AIM —
Print the listing that follows, character for character.
###
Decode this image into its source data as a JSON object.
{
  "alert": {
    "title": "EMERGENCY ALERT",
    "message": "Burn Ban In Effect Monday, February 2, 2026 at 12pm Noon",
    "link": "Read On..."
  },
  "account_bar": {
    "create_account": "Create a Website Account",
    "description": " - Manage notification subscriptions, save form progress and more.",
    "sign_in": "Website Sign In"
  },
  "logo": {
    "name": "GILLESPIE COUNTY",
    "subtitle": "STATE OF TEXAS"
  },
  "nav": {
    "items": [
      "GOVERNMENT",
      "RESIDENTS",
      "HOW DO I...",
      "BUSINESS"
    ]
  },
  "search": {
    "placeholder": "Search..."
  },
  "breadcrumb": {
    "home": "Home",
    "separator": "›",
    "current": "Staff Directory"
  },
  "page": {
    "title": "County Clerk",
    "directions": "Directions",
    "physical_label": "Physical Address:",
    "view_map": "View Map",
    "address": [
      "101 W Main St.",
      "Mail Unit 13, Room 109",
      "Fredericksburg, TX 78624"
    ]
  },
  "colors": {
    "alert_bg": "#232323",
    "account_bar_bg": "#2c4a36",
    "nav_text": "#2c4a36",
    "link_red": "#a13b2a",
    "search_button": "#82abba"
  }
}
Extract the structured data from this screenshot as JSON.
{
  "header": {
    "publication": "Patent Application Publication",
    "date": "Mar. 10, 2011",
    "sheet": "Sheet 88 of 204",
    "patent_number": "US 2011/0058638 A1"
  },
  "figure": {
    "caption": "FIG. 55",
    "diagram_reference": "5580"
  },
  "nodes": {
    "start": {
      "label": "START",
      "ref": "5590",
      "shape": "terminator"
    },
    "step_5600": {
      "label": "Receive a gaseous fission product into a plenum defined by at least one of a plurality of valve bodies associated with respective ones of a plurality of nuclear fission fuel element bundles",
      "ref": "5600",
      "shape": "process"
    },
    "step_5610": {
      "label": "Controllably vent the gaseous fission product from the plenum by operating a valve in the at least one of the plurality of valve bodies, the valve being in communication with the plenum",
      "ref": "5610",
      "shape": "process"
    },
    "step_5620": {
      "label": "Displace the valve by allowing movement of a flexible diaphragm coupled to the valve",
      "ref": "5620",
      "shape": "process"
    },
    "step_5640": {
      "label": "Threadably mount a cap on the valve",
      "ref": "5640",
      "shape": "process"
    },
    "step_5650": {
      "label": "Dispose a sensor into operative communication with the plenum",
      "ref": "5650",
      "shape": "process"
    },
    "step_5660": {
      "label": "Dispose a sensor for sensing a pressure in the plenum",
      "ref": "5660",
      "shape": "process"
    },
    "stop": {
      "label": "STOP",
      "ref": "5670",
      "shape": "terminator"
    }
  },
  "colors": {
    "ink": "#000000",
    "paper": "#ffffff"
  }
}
###
PROBLEM SOLUTION —
Decode this image into its source data as a JSON object.
{
  "alert": {
    "title": "EMERGENCY ALERT",
    "message": "Burn Ban In Effect Monday, February 2, 2026 at 12pm Noon",
    "link": "Read On..."
  },
  "account_bar": {
    "create_account": "Create a Website Account",
    "description": " - Manage notification subscriptions, save form progress and more.",
    "sign_in": "Website Sign In"
  },
  "logo": {
    "name": "GILLESPIE COUNTY",
    "subtitle": "STATE OF TEXAS"
  },
  "nav": {
    "items": [
      "GOVERNMENT",
      "RESIDENTS",
      "HOW DO I...",
      "BUSINESS"
    ]
  },
  "search": {
    "placeholder": "Search..."
  },
  "breadcrumb": {
    "home": "Home",
    "separator": "›",
    "current": "Staff Directory"
  },
  "page": {
    "title": "County Clerk",
    "directions": "Directions",
    "physical_label": "Physical Address:",
    "view_map": "View Map",
    "address": [
      "101 W Main St.",
      "Mail Unit 13, Room 109",
      "Fredericksburg, TX 78624"
    ]
  },
  "colors": {
    "alert_bg": "#232323",
    "account_bar_bg": "#2c4a36",
    "nav_text": "#2c4a36",
    "link_red": "#a13b2a",
    "search_button": "#82abba"
  }
}
Extract the structured data from this screenshot as JSON.
{
  "header": {
    "publication": "Patent Application Publication",
    "date": "Mar. 10, 2011",
    "sheet": "Sheet 88 of 204",
    "patent_number": "US 2011/0058638 A1"
  },
  "figure": {
    "caption": "FIG. 55",
    "diagram_reference": "5580"
  },
  "nodes": {
    "start": {
      "label": "START",
      "ref": "5590",
      "shape": "terminator"
    },
    "step_5600": {
      "label": "Receive a gaseous fission product into a plenum defined by at least one of a plurality of valve bodies associated with respective ones of a plurality of nuclear fission fuel element bundles",
      "ref": "5600",
      "shape": "process"
    },
    "step_5610": {
      "label": "Controllably vent the gaseous fission product from the plenum by operating a valve in the at least one of the plurality of valve bodies, the valve being in communication with the plenum",
      "ref": "5610",
      "shape": "process"
    },
    "step_5620": {
      "label": "Displace the valve by allowing movement of a flexible diaphragm coupled to the valve",
      "ref": "5620",
      "shape": "process"
    },
    "step_5640": {
      "label": "Threadably mount a cap on the valve",
      "ref": "5640",
      "shape": "process"
    },
    "step_5650": {
      "label": "Dispose a sensor into operative communication with the plenum",
      "ref": "5650",
      "shape": "process"
    },
    "step_5660": {
      "label": "Dispose a sensor for sensing a pressure in the plenum",
      "ref": "5660",
      "shape": "process"
    },
    "stop": {
      "label": "STOP",
      "ref": "5670",
      "shape": "terminator"
    }
  },
  "colors": {
    "ink": "#000000",
    "paper": "#ffffff"
  }
}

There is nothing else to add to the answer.